Print every line of the listing exactly, please.
-- begin --
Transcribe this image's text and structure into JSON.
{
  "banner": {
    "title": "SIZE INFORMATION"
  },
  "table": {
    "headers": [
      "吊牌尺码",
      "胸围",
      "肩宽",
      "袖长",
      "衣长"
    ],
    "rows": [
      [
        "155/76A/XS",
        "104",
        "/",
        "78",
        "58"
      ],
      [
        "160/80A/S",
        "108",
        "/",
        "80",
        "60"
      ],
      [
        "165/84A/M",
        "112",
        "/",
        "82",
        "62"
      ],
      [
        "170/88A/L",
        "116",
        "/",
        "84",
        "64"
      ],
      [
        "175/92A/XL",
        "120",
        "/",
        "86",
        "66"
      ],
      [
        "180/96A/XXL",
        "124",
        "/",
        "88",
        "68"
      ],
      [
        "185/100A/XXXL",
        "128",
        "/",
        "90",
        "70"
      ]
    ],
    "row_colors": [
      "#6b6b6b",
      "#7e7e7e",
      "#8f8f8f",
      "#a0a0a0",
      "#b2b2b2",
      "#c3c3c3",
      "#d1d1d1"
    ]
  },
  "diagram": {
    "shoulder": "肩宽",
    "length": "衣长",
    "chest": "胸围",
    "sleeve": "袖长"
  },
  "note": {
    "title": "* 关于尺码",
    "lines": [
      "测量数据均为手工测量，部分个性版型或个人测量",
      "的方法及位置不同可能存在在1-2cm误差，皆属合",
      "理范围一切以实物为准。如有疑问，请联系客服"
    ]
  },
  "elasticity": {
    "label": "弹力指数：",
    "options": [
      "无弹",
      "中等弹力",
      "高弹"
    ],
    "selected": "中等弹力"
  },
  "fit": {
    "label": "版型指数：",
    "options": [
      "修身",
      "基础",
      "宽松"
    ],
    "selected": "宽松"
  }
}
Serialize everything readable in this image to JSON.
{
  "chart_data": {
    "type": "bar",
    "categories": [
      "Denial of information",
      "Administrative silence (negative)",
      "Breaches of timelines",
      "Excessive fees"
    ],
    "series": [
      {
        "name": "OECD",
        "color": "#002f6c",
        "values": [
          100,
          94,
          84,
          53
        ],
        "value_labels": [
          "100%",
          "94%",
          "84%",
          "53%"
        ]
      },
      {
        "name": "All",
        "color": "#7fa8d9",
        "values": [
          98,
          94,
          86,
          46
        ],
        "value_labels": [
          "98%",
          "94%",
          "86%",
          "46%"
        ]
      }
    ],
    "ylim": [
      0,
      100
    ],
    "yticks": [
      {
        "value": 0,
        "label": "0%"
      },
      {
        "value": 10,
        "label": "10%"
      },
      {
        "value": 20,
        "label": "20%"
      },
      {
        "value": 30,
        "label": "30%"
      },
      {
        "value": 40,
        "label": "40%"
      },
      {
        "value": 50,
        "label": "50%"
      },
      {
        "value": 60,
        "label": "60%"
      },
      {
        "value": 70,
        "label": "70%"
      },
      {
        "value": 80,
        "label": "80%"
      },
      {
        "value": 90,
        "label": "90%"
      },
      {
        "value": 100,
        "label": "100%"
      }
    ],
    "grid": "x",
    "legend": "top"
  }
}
-- end --
__Solution for this task__.
Transcribe this image's text and structure into JSON.
{
  "banner": {
    "title": "SIZE INFORMATION"
  },
  "table": {
    "headers": [
      "吊牌尺码",
      "胸围",
      "肩宽",
      "袖长",
      "衣长"
    ],
    "rows": [
      [
        "155/76A/XS",
        "104",
        "/",
        "78",
        "58"
      ],
      [
        "160/80A/S",
        "108",
        "/",
        "80",
        "60"
      ],
      [
        "165/84A/M",
        "112",
        "/",
        "82",
        "62"
      ],
      [
        "170/88A/L",
        "116",
        "/",
        "84",
        "64"
      ],
      [
        "175/92A/XL",
        "120",
        "/",
        "86",
        "66"
      ],
      [
        "180/96A/XXL",
        "124",
        "/",
        "88",
        "68"
      ],
      [
        "185/100A/XXXL",
        "128",
        "/",
        "90",
        "70"
      ]
    ],
    "row_colors": [
      "#6b6b6b",
      "#7e7e7e",
      "#8f8f8f",
      "#a0a0a0",
      "#b2b2b2",
      "#c3c3c3",
      "#d1d1d1"
    ]
  },
  "diagram": {
    "shoulder": "肩宽",
    "length": "衣长",
    "chest": "胸围",
    "sleeve": "袖长"
  },
  "note": {
    "title": "* 关于尺码",
    "lines": [
      "测量数据均为手工测量，部分个性版型或个人测量",
      "的方法及位置不同可能存在在1-2cm误差，皆属合",
      "理范围一切以实物为准。如有疑问，请联系客服"
    ]
  },
  "elasticity": {
    "label": "弹力指数：",
    "options": [
      "无弹",
      "中等弹力",
      "高弹"
    ],
    "selected": "中等弹力"
  },
  "fit": {
    "label": "版型指数：",
    "options": [
      "修身",
      "基础",
      "宽松"
    ],
    "selected": "宽松"
  }
}
Serialize everything readable in this image to JSON.
{
  "chart_data": {
    "type": "bar",
    "categories": [
      "Denial of information",
      "Administrative silence (negative)",
      "Breaches of timelines",
      "Excessive fees"
    ],
    "series": [
      {
        "name": "OECD",
        "color": "#002f6c",
        "values": [
          100,
          94,
          84,
          53
        ],
        "value_labels": [
          "100%",
          "94%",
          "84%",
          "53%"
        ]
      },
      {
        "name": "All",
        "color": "#7fa8d9",
        "values": [
          98,
          94,
          86,
          46
        ],
        "value_labels": [
          "98%",
          "94%",
          "86%",
          "46%"
        ]
      }
    ],
    "ylim": [
      0,
      100
    ],
    "yticks": [
      {
        "value": 0,
        "label": "0%"
      },
      {
        "value": 10,
        "label": "10%"
      },
      {
        "value": 20,
        "label": "20%"
      },
      {
        "value": 30,
        "label": "30%"
      },
      {
        "value": 40,
        "label": "40%"
      },
      {
        "value": 50,
        "label": "50%"
      },
      {
        "value": 60,
        "label": "60%"
      },
      {
        "value": 70,
        "label": "70%"
      },
      {
        "value": 80,
        "label": "80%"
      },
      {
        "value": 90,
        "label": "90%"
      },
      {
        "value": 100,
        "label": "100%"
      }
    ],
    "grid": "x",
    "legend": "top"
  }
}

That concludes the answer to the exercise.